_Text under study_

Withholding tax in Netherlands 2026
The Netherlands keeps outbound withholding minimal for individuals: 15% on dividends — often reduced by its vast treaty network — and nothing at all on interest or royalties.
Employment run through Dutch payroll is withheld at normal wage-tax rates, and visiting artists or athletes from non-treaty countries face a 20% final wage tax.
At a glance
- top rate
- 15% (dividends)
- entry band
- 0% on interest and royalties
- tax year basis
- Taken when the payment is made
- filing deadline
- Event-based; final unless a return applies
- residency basis
- Dutch-source income of non-residents
- regime flag
- Refund if withholding exceeds a comparable resident's burden
Rates
Withholding on payments to non-resident individuals (2026)
| Rate | Base | Applies to |
|---|---|---|
| 15% | Gross dividend | Dividends and profit-sharing bond interest from Dutch companies — final, treaty-reducible |
| 0% | — | Ordinary interest and royalties paid to individuals |
| Wage-tax scale (to 49.5%) | Salary | Dutch employment income, withheld by the employer |
| 20% | Gross fee | Non-resident performers and athletes from countries without a Dutch tax treaty (treaty-country residents: no Dutch tax) |
| Box 2 / Box 3 assessment | Gains and deemed returns | Substantial shareholdings in Dutch companies; Dutch real estate of non-residents |
Thresholds & allowances
- Comparable-resident refundExcess dividend withholding refundable
When the 15% exceeds the tax a Dutch resident would ultimately have paid on the same dividend
- Qualifying non-resident statusResident treatment with deductions
Residents of the European Economic Area (EEA) or Switzerland earning 90%+ of income in the Netherlands
Residency
Residency trigger
These rules govern people outside Dutch residence receiving Dutch-source income; pensions and insurance payments from Dutch institutions are also taxable at source, treaty permitting.

_Explore the material_
1 > Answer these questions using the page on Dutch withholding tax:
(a) What rate is withheld on dividends paid to non-resident individuals?
(b) What rate applies to the gross fee of non-resident performers and athletes from countries without a Dutch tax treaty?
(c) Who can get resident treatment with deductions as a qualifying non-resident?
2 > In the page on Dutch withholding tax, turn the paragraph beginning "The Netherlands keeps outbound withholding minimal" into a short list that keeps its main facts.
The records that follow come from a different source than this text.

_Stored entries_
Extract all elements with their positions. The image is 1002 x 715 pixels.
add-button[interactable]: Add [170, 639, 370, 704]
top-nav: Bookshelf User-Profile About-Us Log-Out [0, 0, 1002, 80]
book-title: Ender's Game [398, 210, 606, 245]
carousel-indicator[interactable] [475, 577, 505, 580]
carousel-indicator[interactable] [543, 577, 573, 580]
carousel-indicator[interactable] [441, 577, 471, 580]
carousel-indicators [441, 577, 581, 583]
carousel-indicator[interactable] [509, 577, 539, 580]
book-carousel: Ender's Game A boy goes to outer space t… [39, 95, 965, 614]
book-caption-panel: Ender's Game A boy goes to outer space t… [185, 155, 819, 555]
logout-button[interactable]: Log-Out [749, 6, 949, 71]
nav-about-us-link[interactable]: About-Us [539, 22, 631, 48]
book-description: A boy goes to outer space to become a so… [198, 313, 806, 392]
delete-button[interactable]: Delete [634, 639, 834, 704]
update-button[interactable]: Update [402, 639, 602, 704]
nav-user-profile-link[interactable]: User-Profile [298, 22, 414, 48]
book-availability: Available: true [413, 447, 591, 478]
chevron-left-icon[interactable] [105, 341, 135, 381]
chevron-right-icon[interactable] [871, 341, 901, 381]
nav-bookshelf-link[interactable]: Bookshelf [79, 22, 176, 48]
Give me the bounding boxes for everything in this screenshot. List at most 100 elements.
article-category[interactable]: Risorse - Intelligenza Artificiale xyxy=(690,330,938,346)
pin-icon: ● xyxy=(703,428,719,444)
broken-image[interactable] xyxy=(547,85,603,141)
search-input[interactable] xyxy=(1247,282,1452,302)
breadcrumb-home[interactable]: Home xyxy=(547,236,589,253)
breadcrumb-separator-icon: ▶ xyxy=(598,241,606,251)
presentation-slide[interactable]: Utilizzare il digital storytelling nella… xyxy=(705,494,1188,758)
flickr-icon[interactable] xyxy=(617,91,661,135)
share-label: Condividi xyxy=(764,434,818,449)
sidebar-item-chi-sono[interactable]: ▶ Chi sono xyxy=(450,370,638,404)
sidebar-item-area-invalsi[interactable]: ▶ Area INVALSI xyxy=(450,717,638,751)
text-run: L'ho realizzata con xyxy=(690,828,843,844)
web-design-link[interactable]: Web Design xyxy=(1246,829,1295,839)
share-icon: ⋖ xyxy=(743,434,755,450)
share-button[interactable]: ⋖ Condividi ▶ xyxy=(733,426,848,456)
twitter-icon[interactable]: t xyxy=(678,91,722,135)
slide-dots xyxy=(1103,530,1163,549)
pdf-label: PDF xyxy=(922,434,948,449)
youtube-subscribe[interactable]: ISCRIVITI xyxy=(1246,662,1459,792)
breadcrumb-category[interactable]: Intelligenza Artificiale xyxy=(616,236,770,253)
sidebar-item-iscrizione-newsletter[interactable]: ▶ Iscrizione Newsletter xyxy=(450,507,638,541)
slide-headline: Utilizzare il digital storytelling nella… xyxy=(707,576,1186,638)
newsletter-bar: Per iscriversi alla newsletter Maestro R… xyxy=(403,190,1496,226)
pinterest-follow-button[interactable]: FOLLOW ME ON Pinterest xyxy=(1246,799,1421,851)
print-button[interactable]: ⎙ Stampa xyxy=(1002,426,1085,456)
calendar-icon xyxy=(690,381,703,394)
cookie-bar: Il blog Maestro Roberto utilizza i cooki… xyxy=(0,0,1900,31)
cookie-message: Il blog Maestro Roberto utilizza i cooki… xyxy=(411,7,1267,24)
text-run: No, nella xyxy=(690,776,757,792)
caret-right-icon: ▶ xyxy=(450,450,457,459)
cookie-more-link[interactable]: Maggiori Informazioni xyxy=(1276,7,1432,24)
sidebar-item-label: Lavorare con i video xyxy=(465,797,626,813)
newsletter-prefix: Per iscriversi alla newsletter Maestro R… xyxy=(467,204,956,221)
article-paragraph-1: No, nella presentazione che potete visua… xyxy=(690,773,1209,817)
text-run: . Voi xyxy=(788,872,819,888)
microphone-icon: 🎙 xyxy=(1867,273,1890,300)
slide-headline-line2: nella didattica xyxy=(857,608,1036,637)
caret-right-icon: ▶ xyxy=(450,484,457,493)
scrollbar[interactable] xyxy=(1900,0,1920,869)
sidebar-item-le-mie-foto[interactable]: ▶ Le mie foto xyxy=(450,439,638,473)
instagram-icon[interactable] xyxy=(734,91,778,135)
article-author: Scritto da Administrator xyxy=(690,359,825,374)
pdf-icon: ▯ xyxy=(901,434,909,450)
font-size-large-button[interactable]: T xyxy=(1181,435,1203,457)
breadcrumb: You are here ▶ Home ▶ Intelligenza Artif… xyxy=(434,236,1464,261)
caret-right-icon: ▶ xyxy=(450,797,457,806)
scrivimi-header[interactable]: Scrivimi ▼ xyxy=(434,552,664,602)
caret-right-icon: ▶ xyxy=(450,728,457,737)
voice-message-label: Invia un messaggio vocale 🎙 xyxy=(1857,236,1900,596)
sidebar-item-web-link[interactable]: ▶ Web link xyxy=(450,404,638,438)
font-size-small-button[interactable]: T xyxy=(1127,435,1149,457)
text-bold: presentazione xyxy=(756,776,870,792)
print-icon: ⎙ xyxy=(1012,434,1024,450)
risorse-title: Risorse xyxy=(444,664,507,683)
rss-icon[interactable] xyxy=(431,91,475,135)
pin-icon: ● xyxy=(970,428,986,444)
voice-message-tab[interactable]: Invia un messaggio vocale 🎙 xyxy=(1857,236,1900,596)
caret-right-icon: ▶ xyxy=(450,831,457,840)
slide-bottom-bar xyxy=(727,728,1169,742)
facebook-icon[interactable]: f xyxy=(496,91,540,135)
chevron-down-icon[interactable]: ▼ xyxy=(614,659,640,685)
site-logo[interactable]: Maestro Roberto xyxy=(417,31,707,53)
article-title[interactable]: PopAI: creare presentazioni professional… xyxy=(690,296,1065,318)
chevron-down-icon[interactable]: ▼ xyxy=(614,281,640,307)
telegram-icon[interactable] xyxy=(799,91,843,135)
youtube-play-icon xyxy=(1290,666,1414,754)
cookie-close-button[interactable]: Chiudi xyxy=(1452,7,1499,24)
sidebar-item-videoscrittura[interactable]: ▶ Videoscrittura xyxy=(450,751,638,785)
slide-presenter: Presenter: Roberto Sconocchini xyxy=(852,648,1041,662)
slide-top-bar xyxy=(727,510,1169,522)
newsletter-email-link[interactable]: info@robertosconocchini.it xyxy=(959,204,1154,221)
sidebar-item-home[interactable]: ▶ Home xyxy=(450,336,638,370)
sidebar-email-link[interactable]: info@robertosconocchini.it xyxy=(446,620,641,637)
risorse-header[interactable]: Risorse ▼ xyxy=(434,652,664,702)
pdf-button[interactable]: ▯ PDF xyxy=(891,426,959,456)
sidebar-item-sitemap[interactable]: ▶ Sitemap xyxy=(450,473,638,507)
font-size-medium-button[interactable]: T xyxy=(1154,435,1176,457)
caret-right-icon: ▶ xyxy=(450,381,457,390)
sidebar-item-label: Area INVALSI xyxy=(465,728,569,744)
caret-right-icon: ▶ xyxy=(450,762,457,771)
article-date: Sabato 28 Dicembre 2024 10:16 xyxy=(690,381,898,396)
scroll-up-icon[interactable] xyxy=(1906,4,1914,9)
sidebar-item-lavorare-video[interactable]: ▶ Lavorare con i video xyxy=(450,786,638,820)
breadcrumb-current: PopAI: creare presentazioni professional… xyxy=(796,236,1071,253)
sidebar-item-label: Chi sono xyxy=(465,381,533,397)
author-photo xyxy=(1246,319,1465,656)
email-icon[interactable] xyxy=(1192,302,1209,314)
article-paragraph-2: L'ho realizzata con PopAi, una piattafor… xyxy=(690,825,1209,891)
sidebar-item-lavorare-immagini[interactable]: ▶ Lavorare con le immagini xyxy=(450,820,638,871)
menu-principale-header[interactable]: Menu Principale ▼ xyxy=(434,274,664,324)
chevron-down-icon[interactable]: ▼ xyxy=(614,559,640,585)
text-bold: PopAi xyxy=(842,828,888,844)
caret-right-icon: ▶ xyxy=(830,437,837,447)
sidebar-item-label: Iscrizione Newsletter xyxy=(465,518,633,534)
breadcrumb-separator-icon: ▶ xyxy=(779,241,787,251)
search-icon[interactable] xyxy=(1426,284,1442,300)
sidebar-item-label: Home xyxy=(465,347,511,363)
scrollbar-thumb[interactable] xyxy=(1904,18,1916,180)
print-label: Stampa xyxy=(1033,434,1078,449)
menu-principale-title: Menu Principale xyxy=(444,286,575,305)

_Responses per task_
1 >
(a) 15%.
(b) 20%.
(c) Residents of the European Economic Area (EEA) or Switzerland who earn 90% or more of their income in the Netherlands.

2 >
Outbound withholding for individuals is kept minimal:
- Dividends: 15%, often reduced by the Netherlands' vast treaty network
- Interest: no withholding
- Royalties: no withholding